Written tasks:
[A] Retype the passage on enjoying life, beginning at the words "Life is a Movement" and stopping after "no more life.".
[B] In the passage on enjoying life, how much were the college students paid per day in the 1954 experiment at McGill University?
[C] Proceed with the passage on enjoying life's progression, picking up after its final sentence.

Life is a Movement We Must Capture
Life must be captured in its movement. Life lies in its progression, not after the fulfillment of goals, because once all goals are fulfilled there is no more life.
Enjoyment is the Core Concept of Life
Implicit within the concept of life is its central purpose: enjoyment. Every activity a human being engages in is goal-oriented consciously or unconsciously. Therefore, everything one does should be either potentially or immediately directed to enjoyment.
Life’s Panoramic Journey
Life is like a trip on a train. We either look out the window and enjoy the colors, sights and panorama of the landscape as we pass them by, or we sleep throughout the entire ride, only to awaken at the end of our road. Is it that the trip is as important as the reaching of the destination?
Savoring Life Moment by Moment
Life is like an exquisite and sumptuously prepared banquet placed before us. The individual who races through the appetizers and entree, to be able to quickly get to and finish with the dessert, has overlooked that the pleasure of the banquet, and that life is in the savoring of it, bite by bite, each and every part of it. We cannot listen to a completed piece of music – all at once; we can only enjoy it as it moves through us – note by note. Fulfillment should not be exalted to the near exclusion of the progression. Progression and fulfillment should be considered as one on an ever intensifying continuum, that is, fulfillment is progression at its highest and most glorious stage.
Present Moment Living
We should try to approach life as a never-ending progression of enjoyment. We should think more of the present moment. We should begin to live more within the present moment. Since the progression or movement toward a goal is usually longer than the experience of its fulfillment, then one should be aware of and try to experience the joy of the progression as well as the fulfillment.
The Concept of Stimulus Variation
An important concept to the understanding of enjoying the progression of life lies within the concept of stimulus variation, or simply “experience”. In 1954, a group of scientists, by the names of Benton, Heron and Scott, did an experiment at McGill University where college students were paid $20.00 a day (a lot of money in 1954) to do absolutely nothing.

Dataset:
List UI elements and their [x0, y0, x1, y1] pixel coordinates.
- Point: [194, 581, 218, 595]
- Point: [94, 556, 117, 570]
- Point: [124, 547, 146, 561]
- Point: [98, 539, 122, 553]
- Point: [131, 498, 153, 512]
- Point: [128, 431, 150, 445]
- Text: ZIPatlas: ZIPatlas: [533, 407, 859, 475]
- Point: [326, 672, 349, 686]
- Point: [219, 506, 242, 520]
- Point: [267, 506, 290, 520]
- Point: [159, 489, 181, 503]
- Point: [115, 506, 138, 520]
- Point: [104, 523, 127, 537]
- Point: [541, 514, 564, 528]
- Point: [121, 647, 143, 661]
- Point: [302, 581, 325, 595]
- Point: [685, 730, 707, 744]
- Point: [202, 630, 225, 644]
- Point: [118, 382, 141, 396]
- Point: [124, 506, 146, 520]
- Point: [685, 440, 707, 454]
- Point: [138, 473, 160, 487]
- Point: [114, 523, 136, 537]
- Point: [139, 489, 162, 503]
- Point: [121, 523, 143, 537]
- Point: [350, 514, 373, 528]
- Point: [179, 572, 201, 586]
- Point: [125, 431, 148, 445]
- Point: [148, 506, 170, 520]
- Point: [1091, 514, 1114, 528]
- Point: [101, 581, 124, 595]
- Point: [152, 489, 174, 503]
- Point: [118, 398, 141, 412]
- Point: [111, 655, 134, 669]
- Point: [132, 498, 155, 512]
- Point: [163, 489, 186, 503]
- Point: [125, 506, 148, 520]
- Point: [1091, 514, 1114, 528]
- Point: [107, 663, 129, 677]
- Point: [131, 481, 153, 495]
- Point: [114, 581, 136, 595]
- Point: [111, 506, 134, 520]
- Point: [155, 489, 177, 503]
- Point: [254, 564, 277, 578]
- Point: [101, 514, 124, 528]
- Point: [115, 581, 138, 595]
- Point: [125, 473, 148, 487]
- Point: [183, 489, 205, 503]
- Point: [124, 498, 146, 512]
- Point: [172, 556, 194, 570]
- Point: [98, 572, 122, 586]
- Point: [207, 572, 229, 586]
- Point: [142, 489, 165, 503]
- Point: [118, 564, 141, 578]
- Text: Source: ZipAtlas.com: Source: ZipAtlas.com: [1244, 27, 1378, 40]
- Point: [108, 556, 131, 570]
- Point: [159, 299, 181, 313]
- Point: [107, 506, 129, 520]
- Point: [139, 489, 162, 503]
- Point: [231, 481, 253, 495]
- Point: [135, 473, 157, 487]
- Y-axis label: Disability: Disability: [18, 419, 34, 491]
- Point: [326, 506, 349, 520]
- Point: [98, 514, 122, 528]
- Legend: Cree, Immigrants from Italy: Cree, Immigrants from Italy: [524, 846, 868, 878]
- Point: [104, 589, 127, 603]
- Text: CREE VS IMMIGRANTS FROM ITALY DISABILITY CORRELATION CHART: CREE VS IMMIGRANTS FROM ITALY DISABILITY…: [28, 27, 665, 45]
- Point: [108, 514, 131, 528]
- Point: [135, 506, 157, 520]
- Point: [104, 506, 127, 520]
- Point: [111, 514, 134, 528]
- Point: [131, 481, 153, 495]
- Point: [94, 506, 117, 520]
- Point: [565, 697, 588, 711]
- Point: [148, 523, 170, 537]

Results in order:
[A]
Life is a Movement We Must Capture
Life must be captured in its movement. Life lies in its progression, not after the fulfillment of goals, because once all goals are fulfilled there is no more life.

[B] $20.00 a day

[C]
The Benton, Heron and Scott Experiment
For 24 hours a day, the participants of the experiment laid on comfortable beds in a room kept at an even temperature. Their eyes, ears and hands were shielded to minimize stimulus variation. Whereas some individuals chronically complaining of the drudgery of having to get up and go to work every morning would consider this situation a Utopian means of making a living. The fact was that under the conditions of the experiment, few subjects could endure more than 2 or 3 days! The craving for stimulus variation was overwhelming!
What is Stimulus Variation?
Stimulus variation is anything that can be experienced. It could be eating an ice cream cone, being depressed through a love lost, attending a church revival or meditating on life. Stimulus variation means experience. Experience is the synonym for life, for living implies experiencing. Life should be a continuum of achieving higher and higher levels of experience. Variety is indeed the spice of life, and stimulus variation is necessary for the emotional satisfaction and happiness of the human organism. Inertia is anathema. One is happiest when he is vitally absorbed in something which interests him. Even pain can deepen and mature, sometimes opening consciousness to a more profound understanding of life.
A World Without Problems?
I often thought that a world completely without any problems or needs would be Utopia, but now I wonder. If there are no problems or needs, there can be no goals. If there are no goals, there is no life, activity or stimulus variation toward its fulfillment. If there is no stimulus variation, as was noted above, there will be no emotional satisfaction, therefore no enjoyment, therefore no happiness. Is then suffering, pain and problems a reflection of the infinite intelligence and benevolence of the universe?
To Enjoy Your Work is to Enjoy Your Life
Since absorption and activity are so vital to the emotional well-being of the individual, we are naturally led into what forms the core of all our activity: our daily work. Alas, far too many people find their daily “work” a less-than-enjoyable or just a very unpleasant experience. As I once read: “Nothing is really work, unless you would rather be doing something else.”
How Do You Choose Your Life’s Work?
Too many jobs are ill-chosen on the basis of the salary alone. Sorry is the man or woman who lives only from payday to payday at a job which he or she despises. The majority of our lives are spent on the jobs or in the careers we have chosen. Can we really afford such a waste? For all we know the life we have may end tomorrow.
Sporadic Living is Not True Living
I find that sadly too many of us live sporadically and in pieces by finding life only when we “go out and have a ball” instead of also living, enjoying and experiencing life – right now.
What Price Success?
A happy gardener who enjoys the jokes, laughter and conversation of his co-workers, the beauty of the landscape and has the appreciation in his heart of being able to express his joy through his work is much more “successful” in life than the pressured executive who has gone for the third time for the treatment of his stress-induced ulcers.
Mindfulness of the Present Moment is the Key to Enjoyment of Life
So let us stop putting off the living and loving of life, for living and loving and enjoying life can only be in the present moment. Let us capture it. Let us awake from our stupor. Let us at last silence the echoing laughter of the tyrant Time, who devours our lives as endlessly wait for him to bring us into an impossible experience of the receding future.